Aim of the exercise:
Filter the data below for the string "آبرو" and copy each matching line.

━━━━━━━━━━━━━━━━━━━━

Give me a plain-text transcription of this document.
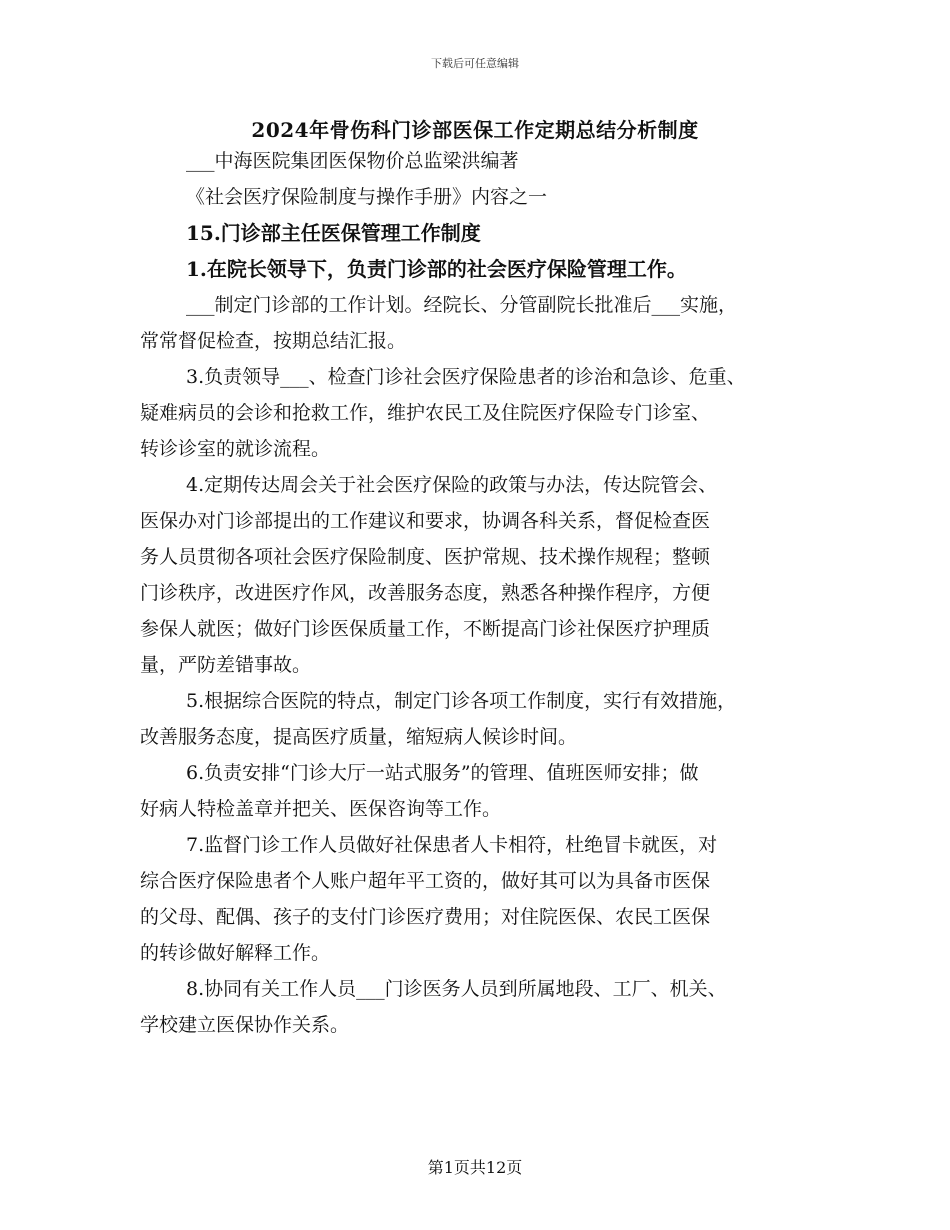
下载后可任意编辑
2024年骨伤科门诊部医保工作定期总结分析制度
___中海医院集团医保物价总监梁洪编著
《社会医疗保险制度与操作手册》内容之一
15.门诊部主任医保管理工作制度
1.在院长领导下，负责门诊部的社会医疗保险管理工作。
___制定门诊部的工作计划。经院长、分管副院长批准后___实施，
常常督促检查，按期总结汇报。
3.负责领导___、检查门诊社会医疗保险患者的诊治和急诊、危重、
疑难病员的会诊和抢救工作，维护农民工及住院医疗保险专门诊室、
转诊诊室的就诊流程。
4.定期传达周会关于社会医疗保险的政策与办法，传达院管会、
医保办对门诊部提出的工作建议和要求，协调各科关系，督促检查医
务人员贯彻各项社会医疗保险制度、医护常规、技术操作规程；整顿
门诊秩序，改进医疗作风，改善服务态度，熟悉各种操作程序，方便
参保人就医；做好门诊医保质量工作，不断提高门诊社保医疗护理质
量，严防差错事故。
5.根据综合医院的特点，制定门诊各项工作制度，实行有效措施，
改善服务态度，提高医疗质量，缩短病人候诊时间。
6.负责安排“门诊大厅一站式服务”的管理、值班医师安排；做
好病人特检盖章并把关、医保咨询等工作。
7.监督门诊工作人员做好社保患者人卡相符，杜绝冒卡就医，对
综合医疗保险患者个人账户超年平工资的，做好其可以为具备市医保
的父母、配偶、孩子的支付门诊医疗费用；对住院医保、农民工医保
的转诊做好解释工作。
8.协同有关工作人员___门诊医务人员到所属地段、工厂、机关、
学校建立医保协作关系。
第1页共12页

━━━━━━━━━━━━━━━━━━━━

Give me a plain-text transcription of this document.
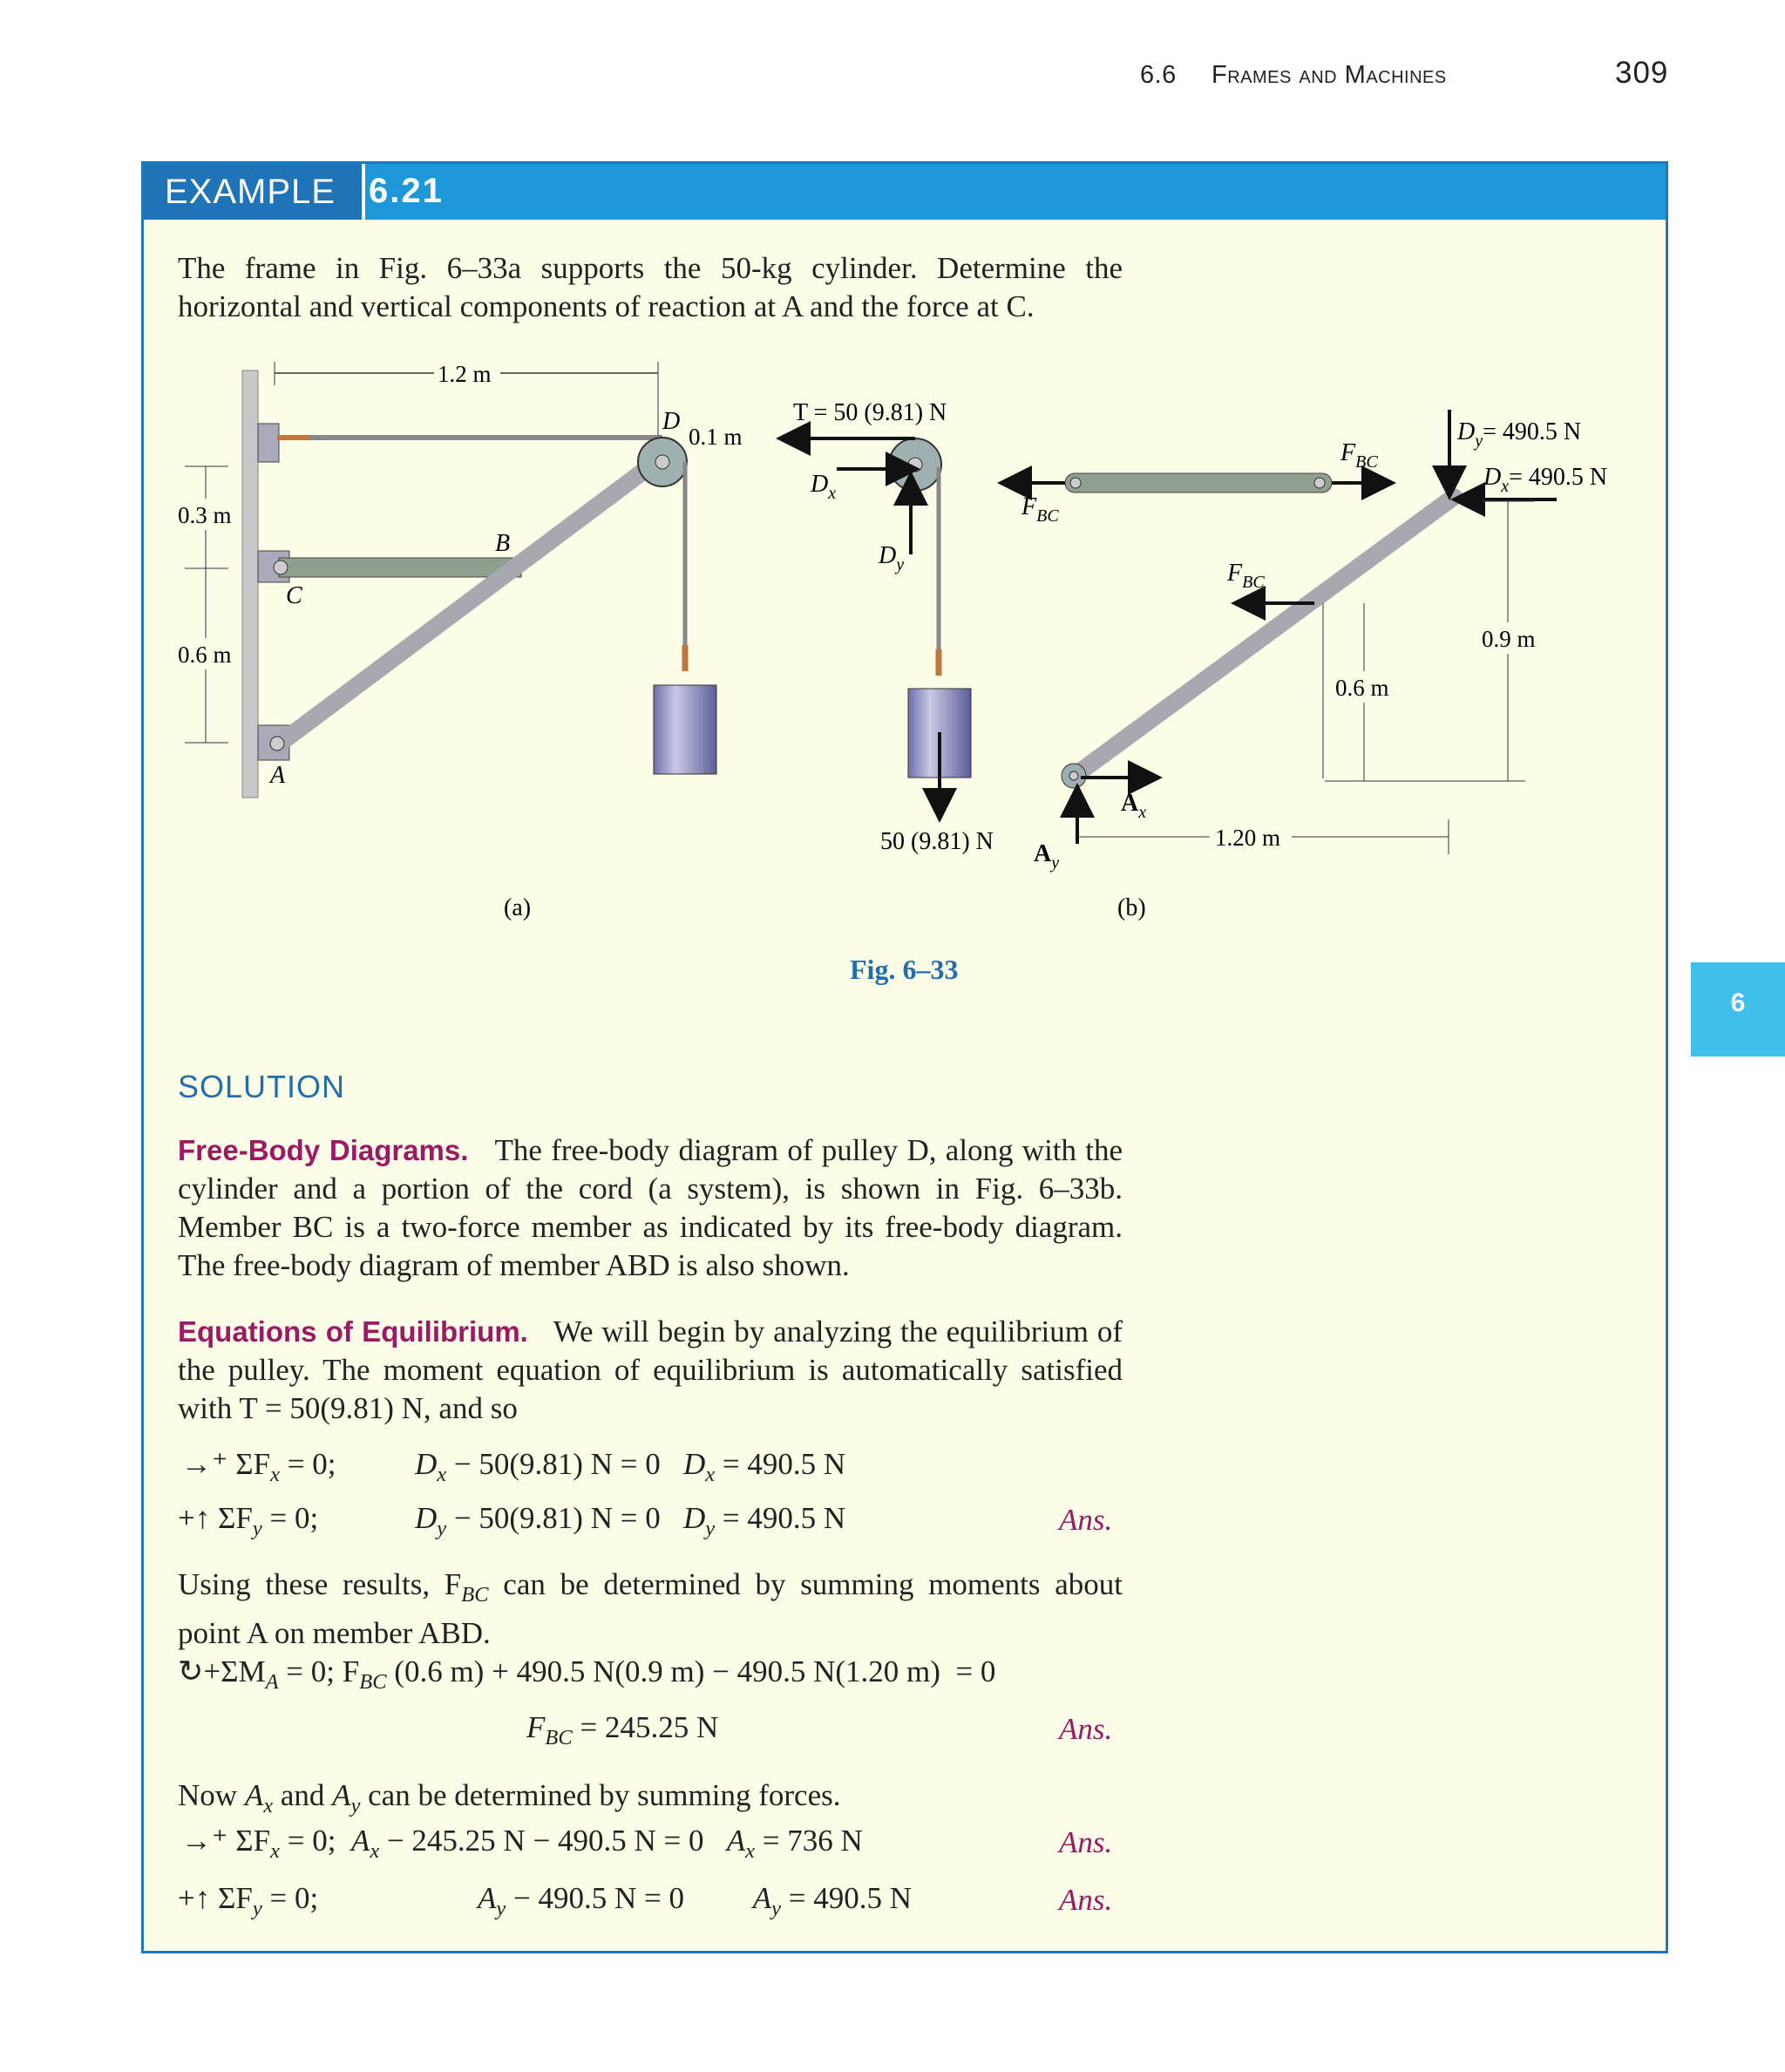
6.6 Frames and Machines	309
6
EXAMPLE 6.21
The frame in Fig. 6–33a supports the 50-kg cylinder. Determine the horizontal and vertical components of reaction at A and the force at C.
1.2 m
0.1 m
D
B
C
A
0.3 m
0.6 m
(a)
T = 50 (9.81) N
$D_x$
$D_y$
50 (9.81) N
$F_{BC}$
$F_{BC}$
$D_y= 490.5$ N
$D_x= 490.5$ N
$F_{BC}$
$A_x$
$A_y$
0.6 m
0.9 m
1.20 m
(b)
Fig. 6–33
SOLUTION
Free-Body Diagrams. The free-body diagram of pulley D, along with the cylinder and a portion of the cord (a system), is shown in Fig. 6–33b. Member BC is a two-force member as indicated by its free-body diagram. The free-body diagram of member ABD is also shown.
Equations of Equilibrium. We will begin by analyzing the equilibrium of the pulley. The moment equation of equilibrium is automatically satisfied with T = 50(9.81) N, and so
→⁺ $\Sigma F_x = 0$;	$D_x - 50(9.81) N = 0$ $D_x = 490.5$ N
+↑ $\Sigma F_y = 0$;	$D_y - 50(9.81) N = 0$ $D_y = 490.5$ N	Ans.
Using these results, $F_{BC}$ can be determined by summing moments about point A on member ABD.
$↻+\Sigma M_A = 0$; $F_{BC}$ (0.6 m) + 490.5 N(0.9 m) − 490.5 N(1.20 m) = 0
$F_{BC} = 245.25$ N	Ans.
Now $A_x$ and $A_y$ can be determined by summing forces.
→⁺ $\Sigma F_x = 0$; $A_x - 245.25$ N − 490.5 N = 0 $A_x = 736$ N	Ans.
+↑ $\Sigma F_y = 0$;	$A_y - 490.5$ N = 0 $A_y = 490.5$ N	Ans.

━━━━━━━━━━━━━━━━━━━━

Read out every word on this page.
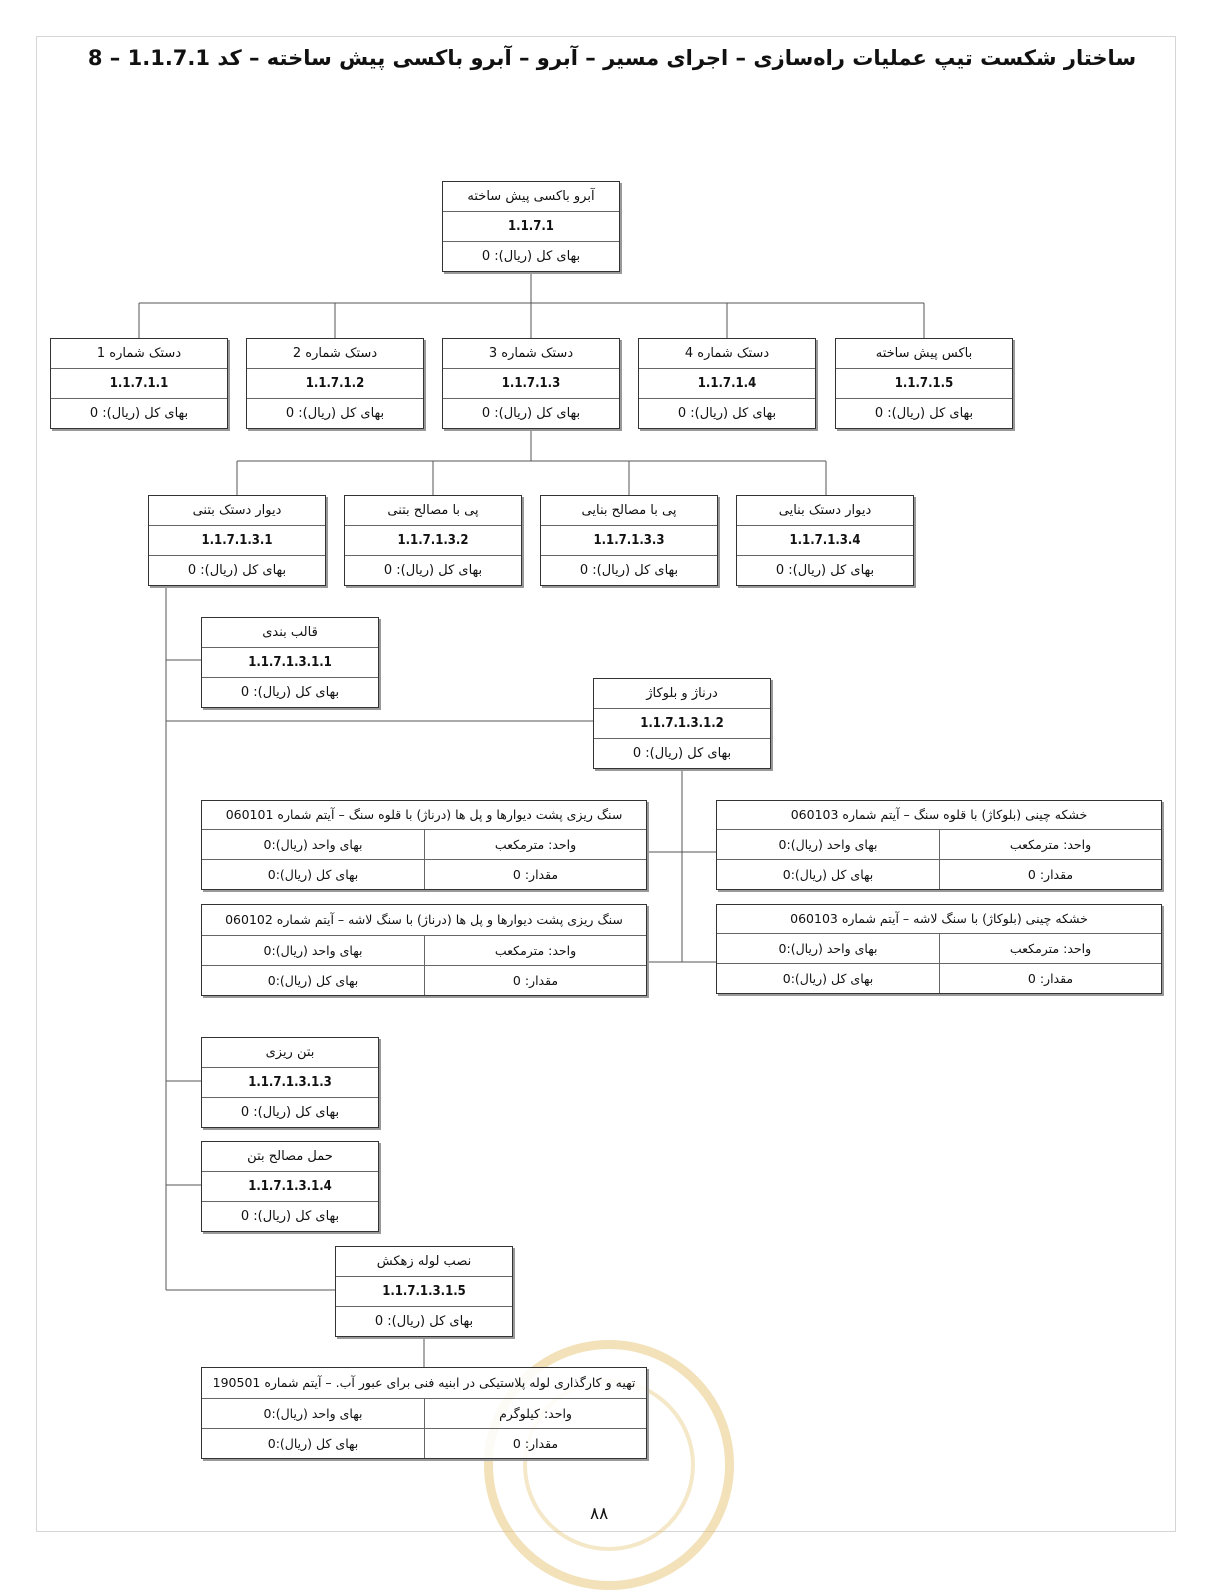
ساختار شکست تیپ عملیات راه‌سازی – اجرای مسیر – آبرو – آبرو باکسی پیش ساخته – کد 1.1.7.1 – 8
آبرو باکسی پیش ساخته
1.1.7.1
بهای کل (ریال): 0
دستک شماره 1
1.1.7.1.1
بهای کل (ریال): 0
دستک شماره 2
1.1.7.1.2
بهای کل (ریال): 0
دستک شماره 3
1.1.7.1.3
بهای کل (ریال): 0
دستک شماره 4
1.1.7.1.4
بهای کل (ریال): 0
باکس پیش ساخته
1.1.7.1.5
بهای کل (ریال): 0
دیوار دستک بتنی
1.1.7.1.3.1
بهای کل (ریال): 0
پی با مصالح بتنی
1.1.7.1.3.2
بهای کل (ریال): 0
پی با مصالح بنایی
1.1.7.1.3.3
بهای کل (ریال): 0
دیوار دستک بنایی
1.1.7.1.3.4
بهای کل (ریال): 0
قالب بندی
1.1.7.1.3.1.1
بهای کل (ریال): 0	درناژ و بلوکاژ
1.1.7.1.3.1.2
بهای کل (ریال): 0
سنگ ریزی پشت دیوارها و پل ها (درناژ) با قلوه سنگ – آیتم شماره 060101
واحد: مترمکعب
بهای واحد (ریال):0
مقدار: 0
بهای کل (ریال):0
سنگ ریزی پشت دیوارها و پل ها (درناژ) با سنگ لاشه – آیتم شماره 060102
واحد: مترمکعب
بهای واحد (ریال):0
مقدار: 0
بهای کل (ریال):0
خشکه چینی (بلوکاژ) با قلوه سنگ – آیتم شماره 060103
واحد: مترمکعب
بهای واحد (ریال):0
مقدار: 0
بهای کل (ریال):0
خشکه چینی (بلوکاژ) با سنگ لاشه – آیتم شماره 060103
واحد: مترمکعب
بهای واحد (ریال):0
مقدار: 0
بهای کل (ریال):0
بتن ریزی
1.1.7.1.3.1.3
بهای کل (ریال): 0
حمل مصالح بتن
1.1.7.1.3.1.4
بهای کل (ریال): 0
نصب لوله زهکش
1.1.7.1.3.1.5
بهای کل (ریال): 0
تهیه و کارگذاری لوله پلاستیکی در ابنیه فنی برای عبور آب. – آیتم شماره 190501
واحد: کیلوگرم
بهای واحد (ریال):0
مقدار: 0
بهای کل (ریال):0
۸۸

━━━━━━━━━━━━━━━━━━━━

Response to this exercise:
ساختار شکست تیپ عملیات راه‌سازی – اجرای مسیر – آبرو – آبرو باکسی پیش ساخته – کد 1.1.7.1 – 8
آبرو باکسی پیش ساخته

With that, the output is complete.